(TASK TO CARRY OUT): Copy out, character for character, the lines from the one containing "notifications-icon bbox=[136, 406, 164, 435]" through the one containing "24-hour-time-toggle[interactable] bbox=[1335, 150, 1495, 234]", inclusive.
========================
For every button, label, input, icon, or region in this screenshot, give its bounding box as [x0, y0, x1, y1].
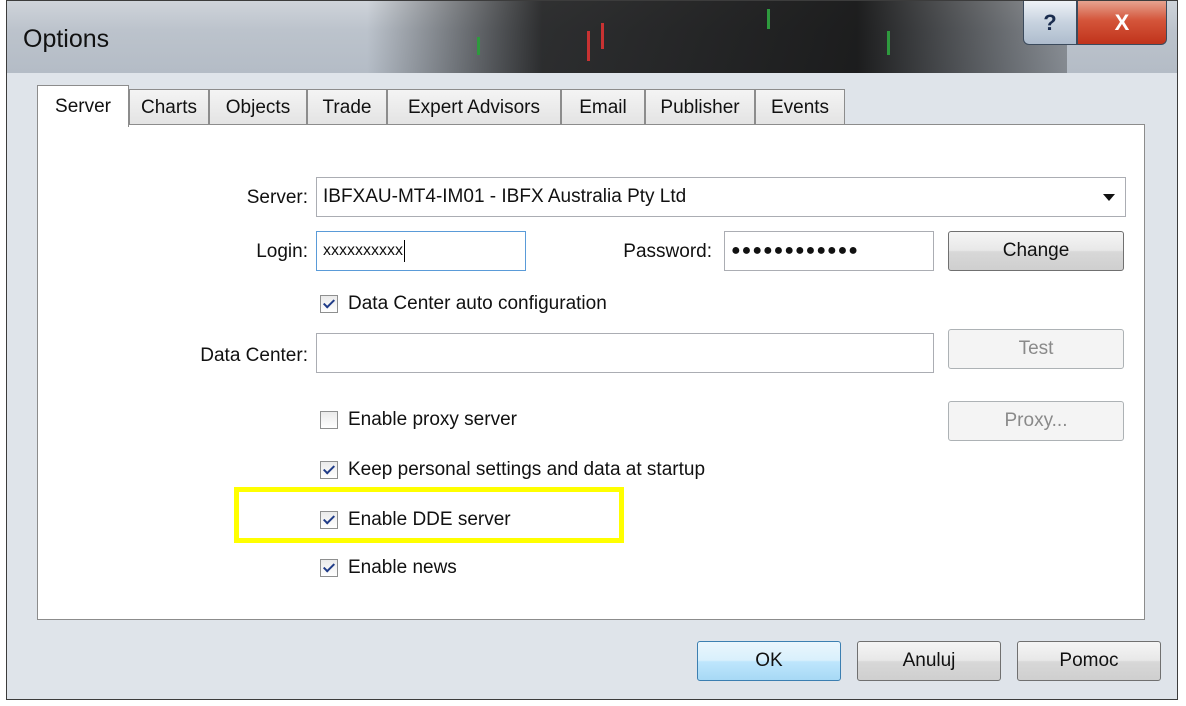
- dc-auto-config-label: Data Center auto configuration: [348, 293, 607, 314]
- proxy-button[interactable]: Proxy...: [948, 401, 1124, 441]
- password-input-value: ●●●●●●●●●●●●: [731, 242, 859, 259]
- password-label: Password:: [623, 241, 712, 262]
- title-bar[interactable]: Options ? X: [7, 1, 1177, 73]
- news-checkbox[interactable]: [320, 559, 338, 577]
- dc-auto-config-checkbox[interactable]: [320, 295, 338, 313]
- server-label: Server:: [246, 187, 308, 208]
- tab-publisher[interactable]: Publisher: [645, 89, 755, 125]
- help-button[interactable]: ?: [1023, 1, 1077, 45]
- keep-settings-checkbox[interactable]: [320, 461, 338, 479]
- close-icon: X: [1114, 9, 1130, 35]
- dc-auto-config-checkbox-row[interactable]: Data Center auto configuration: [320, 291, 607, 317]
- chart-candle-decor: [601, 23, 604, 49]
- server-tab-panel: Server: IBFXAU-MT4-IM01 - IBFX Australia…: [37, 124, 1145, 620]
- chart-candle-decor: [587, 31, 590, 61]
- keep-settings-checkbox-row[interactable]: Keep personal settings and data at start…: [320, 457, 705, 483]
- dde-server-checkbox-row[interactable]: Enable DDE server: [320, 507, 511, 533]
- news-checkbox-row[interactable]: Enable news: [320, 555, 457, 581]
- tab-objects[interactable]: Objects: [209, 89, 307, 125]
- keep-settings-label: Keep personal settings and data at start…: [348, 459, 706, 480]
- chevron-down-icon[interactable]: [1103, 194, 1115, 201]
- proxy-checkbox-label: Enable proxy server: [348, 409, 517, 430]
- proxy-checkbox-row[interactable]: Enable proxy server: [320, 407, 517, 433]
- login-label: Login:: [256, 241, 308, 262]
- tab-server[interactable]: Server: [37, 85, 129, 127]
- cancel-button[interactable]: Anuluj: [857, 641, 1001, 681]
- dde-server-label: Enable DDE server: [348, 509, 511, 530]
- tab-charts[interactable]: Charts: [129, 89, 209, 125]
- tab-trade[interactable]: Trade: [307, 89, 387, 125]
- tab-events[interactable]: Events: [755, 89, 845, 125]
- ok-button[interactable]: OK: [697, 641, 841, 681]
- test-button[interactable]: Test: [948, 329, 1124, 369]
- dde-server-checkbox[interactable]: [320, 511, 338, 529]
- news-label: Enable news: [348, 557, 457, 578]
- chart-candle-decor: [767, 9, 770, 29]
- options-dialog: Options ? X Server Charts Objects Trade …: [6, 0, 1178, 700]
- change-button[interactable]: Change: [948, 231, 1124, 271]
- login-input-value: xxxxxxxxxx: [323, 242, 403, 259]
- title-bar-background-chart: [367, 1, 1067, 73]
- close-button[interactable]: X: [1077, 1, 1167, 45]
- server-dropdown-value: IBFXAU-MT4-IM01 - IBFX Australia Pty Ltd: [323, 186, 687, 207]
- tab-expert-advisors[interactable]: Expert Advisors: [387, 89, 561, 125]
- server-dropdown[interactable]: IBFXAU-MT4-IM01 - IBFX Australia Pty Ltd: [316, 177, 1126, 217]
- help-icon: ?: [1043, 9, 1057, 35]
- chart-candle-decor: [477, 37, 480, 55]
- help-footer-button[interactable]: Pomoc: [1017, 641, 1161, 681]
- chart-candle-decor: [887, 31, 890, 55]
- login-input[interactable]: xxxxxxxxxx: [316, 231, 526, 271]
- data-center-input[interactable]: [316, 333, 934, 373]
- tab-email[interactable]: Email: [561, 89, 645, 125]
- data-center-label: Data Center:: [200, 345, 308, 366]
- password-input[interactable]: ●●●●●●●●●●●●: [724, 231, 934, 271]
- proxy-checkbox[interactable]: [320, 411, 338, 429]
- text-caret: [404, 240, 405, 262]
- window-title: Options: [23, 25, 110, 53]
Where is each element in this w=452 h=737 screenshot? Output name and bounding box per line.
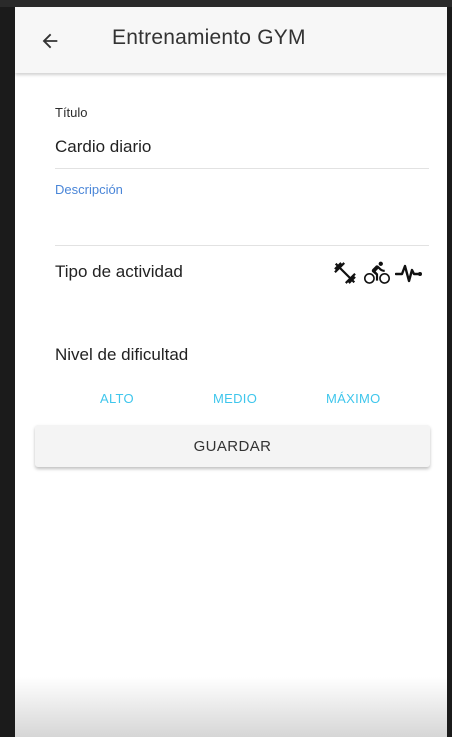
activity-cardio-option[interactable] (394, 260, 424, 286)
bicycle-icon (364, 261, 390, 284)
app-screen: Entrenamiento GYM Título Descripción Tip… (15, 7, 447, 737)
back-button[interactable] (35, 26, 65, 56)
activity-cycling-option[interactable] (362, 260, 392, 286)
title-field-underline (55, 168, 429, 169)
save-button[interactable]: GUARDAR (35, 425, 430, 467)
description-field-label: Descripción (55, 182, 123, 197)
difficulty-level-label: Nivel de dificultad (55, 345, 189, 364)
difficulty-high-button[interactable]: ALTO (100, 391, 134, 406)
title-field-label: Título (55, 105, 88, 120)
arrow-left-icon (42, 33, 58, 49)
dumbbell-icon (334, 262, 356, 284)
description-field[interactable] (55, 207, 429, 239)
description-field-underline (55, 245, 429, 246)
activity-type-label: Tipo de actividad (55, 262, 183, 281)
difficulty-max-button[interactable]: MÁXIMO (326, 391, 381, 406)
app-bar: Entrenamiento GYM (15, 7, 447, 73)
bottom-shadow (15, 677, 447, 737)
title-field[interactable] (55, 137, 425, 157)
activity-type-selector (330, 260, 424, 286)
activity-strength-option[interactable] (330, 260, 360, 286)
status-bar-edge (0, 0, 452, 7)
difficulty-medium-button[interactable]: MEDIO (213, 391, 257, 406)
page-title: Entrenamiento GYM (112, 26, 306, 49)
difficulty-options: ALTO MEDIO MÁXIMO (55, 391, 429, 415)
heartbeat-icon (395, 264, 422, 283)
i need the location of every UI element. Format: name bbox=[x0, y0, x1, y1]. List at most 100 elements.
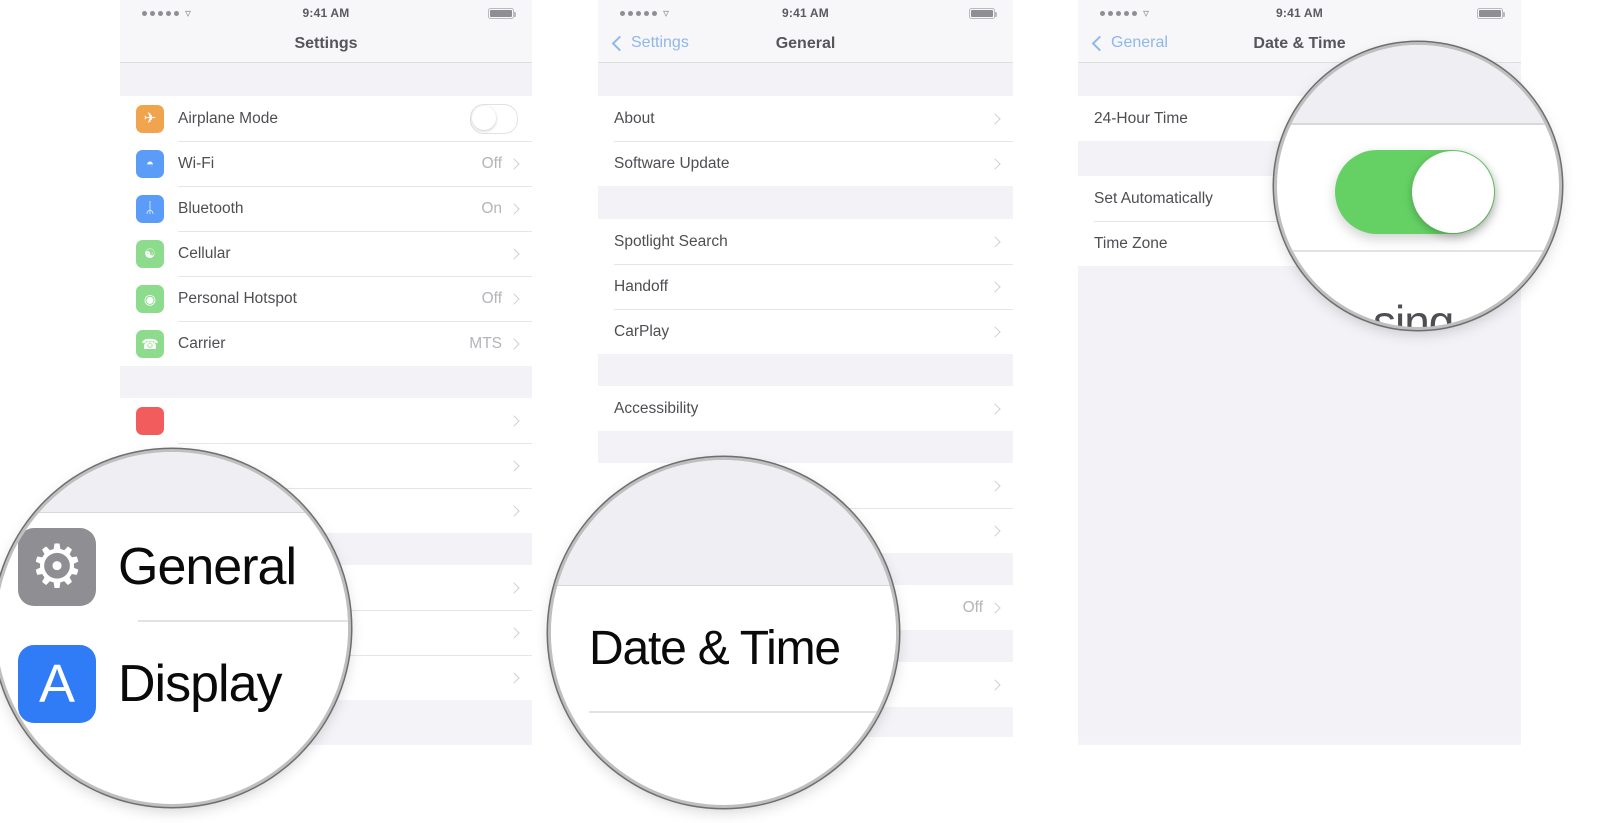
notifications-icon bbox=[136, 406, 164, 435]
row-software-update[interactable]: Software Update bbox=[598, 141, 1013, 186]
row-label: Spotlight Search bbox=[614, 232, 728, 250]
row-carplay[interactable]: CarPlay bbox=[598, 309, 1013, 354]
row-airplane-mode[interactable]: ✈ Airplane Mode bbox=[120, 96, 532, 141]
status-bar-time: 9:41 AM bbox=[302, 6, 350, 20]
page-title: Settings bbox=[294, 35, 358, 52]
chevron-right-icon bbox=[989, 112, 1001, 125]
24-hour-time-toggle[interactable] bbox=[1335, 150, 1495, 234]
row-carrier[interactable]: ☎ Carrier MTS bbox=[120, 321, 532, 366]
chevron-right-icon bbox=[508, 504, 520, 517]
row-cellular[interactable]: ☯ Cellular bbox=[120, 231, 532, 276]
row-label: CarPlay bbox=[614, 322, 670, 340]
status-bar: ▿ 9:41 AM bbox=[598, 0, 1013, 28]
general-group-2: Spotlight Search Handoff CarPlay bbox=[598, 219, 1013, 354]
status-bar-time: 9:41 AM bbox=[782, 6, 829, 20]
row-label: Personal Hotspot bbox=[178, 289, 297, 307]
magnified-row-label: Display bbox=[118, 655, 282, 713]
section-gap bbox=[598, 431, 1013, 463]
magnified-section-gap bbox=[551, 460, 896, 585]
row-value: Off bbox=[962, 598, 983, 616]
magnified-row-label: General bbox=[118, 537, 297, 596]
row-handoff[interactable]: Handoff bbox=[598, 264, 1013, 309]
section-gap bbox=[120, 366, 532, 398]
chevron-right-icon bbox=[508, 414, 520, 427]
chevron-right-icon bbox=[989, 479, 1001, 492]
magnified-row-label: Date & Time bbox=[589, 622, 841, 675]
row-value: MTS bbox=[469, 334, 502, 352]
magnifier-general: ⚙ General A Display bbox=[0, 452, 348, 804]
row-label: Handoff bbox=[614, 277, 669, 295]
row-wifi[interactable]: ◓ Wi-Fi Off bbox=[120, 141, 532, 186]
row-value: Off bbox=[481, 154, 502, 172]
magnified-separator bbox=[589, 711, 896, 713]
magnified-separator bbox=[1277, 250, 1559, 252]
magnified-section-gap bbox=[1277, 45, 1559, 123]
row-notifications[interactable] bbox=[120, 398, 532, 443]
chevron-right-icon bbox=[508, 292, 520, 305]
chevron-right-icon bbox=[508, 626, 520, 639]
status-bar: ▿ 9:41 AM bbox=[120, 0, 532, 28]
carrier-icon: ☎ bbox=[136, 329, 164, 358]
magnifier-24-hour-toggle: sing bbox=[1277, 45, 1559, 327]
row-personal-hotspot[interactable]: ◉ Personal Hotspot Off bbox=[120, 276, 532, 321]
chevron-right-icon bbox=[989, 280, 1001, 293]
battery-icon bbox=[488, 8, 516, 19]
row-value: On bbox=[481, 199, 502, 217]
chevron-right-icon bbox=[508, 337, 520, 350]
row-label: Cellular bbox=[178, 244, 231, 262]
section-gap bbox=[1078, 266, 1521, 736]
magnified-separator bbox=[1277, 123, 1559, 125]
airplane-icon: ✈ bbox=[136, 104, 164, 133]
chevron-right-icon bbox=[989, 157, 1001, 170]
page-title: General bbox=[775, 35, 836, 52]
magnified-row-general[interactable]: ⚙ General bbox=[0, 513, 348, 620]
section-gap bbox=[598, 354, 1013, 386]
chevron-right-icon bbox=[989, 325, 1001, 338]
row-label: Wi-Fi bbox=[178, 154, 215, 172]
magnifier-date-time: Date & Time bbox=[551, 460, 896, 805]
chevron-right-icon bbox=[508, 157, 520, 170]
magnified-partial-label: sing bbox=[1373, 296, 1454, 327]
chevron-right-icon bbox=[989, 524, 1001, 537]
row-label: Software Update bbox=[614, 154, 730, 172]
airplane-mode-toggle[interactable] bbox=[470, 103, 518, 134]
chevron-right-icon bbox=[989, 601, 1001, 614]
section-gap bbox=[598, 186, 1013, 219]
gear-icon: ⚙ bbox=[18, 527, 96, 606]
row-label: Accessibility bbox=[614, 399, 699, 417]
bluetooth-icon: ᛦ bbox=[136, 194, 164, 223]
chevron-right-icon bbox=[989, 678, 1001, 691]
row-about[interactable]: About bbox=[598, 96, 1013, 141]
general-group-3: Accessibility bbox=[598, 386, 1013, 431]
row-bluetooth[interactable]: ᛦ Bluetooth On bbox=[120, 186, 532, 231]
magnified-separator bbox=[138, 620, 348, 622]
toggle-knob bbox=[1412, 151, 1494, 233]
row-spotlight-search[interactable]: Spotlight Search bbox=[598, 219, 1013, 264]
display-icon: A bbox=[18, 645, 96, 723]
nav-bar-settings: Settings bbox=[120, 28, 532, 63]
chevron-right-icon bbox=[508, 202, 520, 215]
magnified-row-display[interactable]: A Display bbox=[0, 624, 348, 744]
status-bar-time: 9:41 AM bbox=[1276, 6, 1323, 20]
row-accessibility[interactable]: Accessibility bbox=[598, 386, 1013, 431]
chevron-right-icon bbox=[508, 671, 520, 684]
battery-icon bbox=[969, 8, 997, 19]
chevron-right-icon bbox=[508, 581, 520, 594]
status-bar: ▿ 9:41 AM bbox=[1078, 0, 1521, 28]
magnified-section-gap bbox=[0, 452, 348, 512]
hotspot-icon: ◉ bbox=[136, 284, 164, 313]
magnified-row-date-time[interactable]: Date & Time bbox=[551, 586, 896, 711]
chevron-right-icon bbox=[508, 247, 520, 260]
row-value: Off bbox=[481, 289, 502, 307]
wifi-icon: ◓ bbox=[136, 149, 164, 178]
row-label: About bbox=[614, 109, 655, 127]
battery-icon bbox=[1477, 8, 1505, 19]
section-gap bbox=[598, 63, 1013, 96]
chevron-right-icon bbox=[989, 235, 1001, 248]
row-label: Bluetooth bbox=[178, 199, 244, 217]
chevron-right-icon bbox=[989, 402, 1001, 415]
row-label: Carrier bbox=[178, 334, 226, 352]
settings-group-connectivity: ✈ Airplane Mode ◓ Wi-Fi Off ᛦ Bluetooth … bbox=[120, 96, 532, 366]
chevron-right-icon bbox=[508, 459, 520, 472]
general-group-1: About Software Update bbox=[598, 96, 1013, 186]
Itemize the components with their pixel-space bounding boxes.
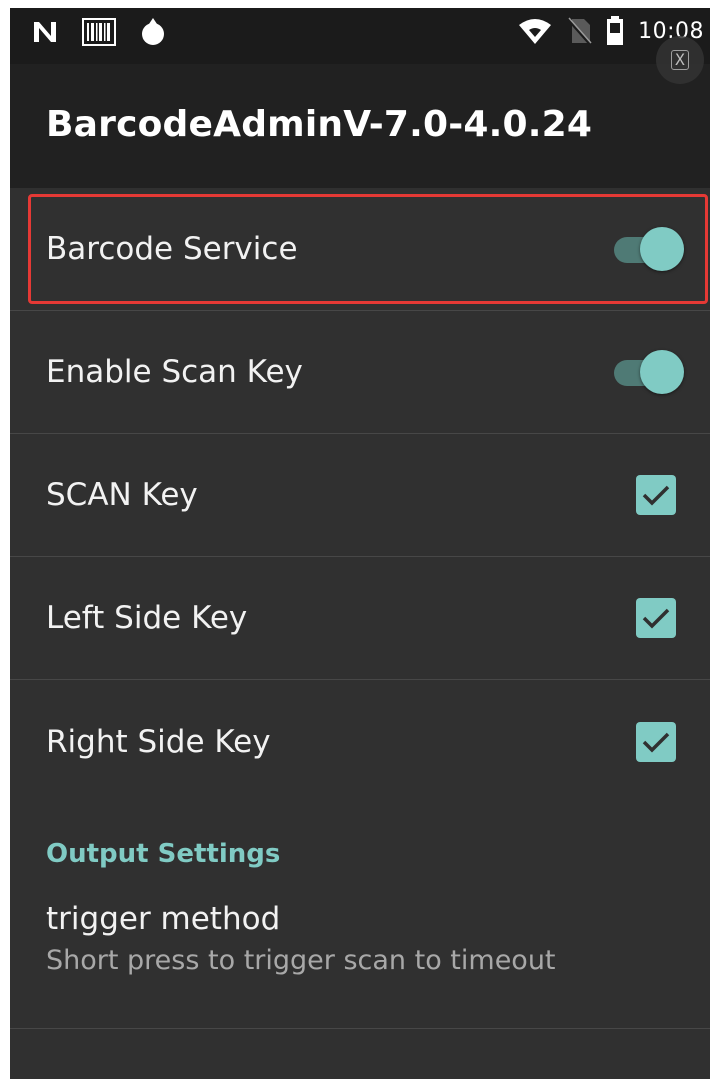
========================
(EXPECTED ANSWER):
notifications-icon bbox=[136, 406, 164, 435]
row-software-update[interactable]: Software Update bbox=[598, 141, 1013, 186]
row-label: Spotlight Search bbox=[614, 232, 728, 250]
row-carplay[interactable]: CarPlay bbox=[598, 309, 1013, 354]
row-airplane-mode[interactable]: ✈ Airplane Mode bbox=[120, 96, 532, 141]
status-bar-time: 9:41 AM bbox=[302, 6, 350, 20]
page-title: Settings bbox=[294, 35, 358, 52]
chevron-right-icon bbox=[989, 112, 1001, 125]
24-hour-time-toggle[interactable] bbox=[1335, 150, 1495, 234]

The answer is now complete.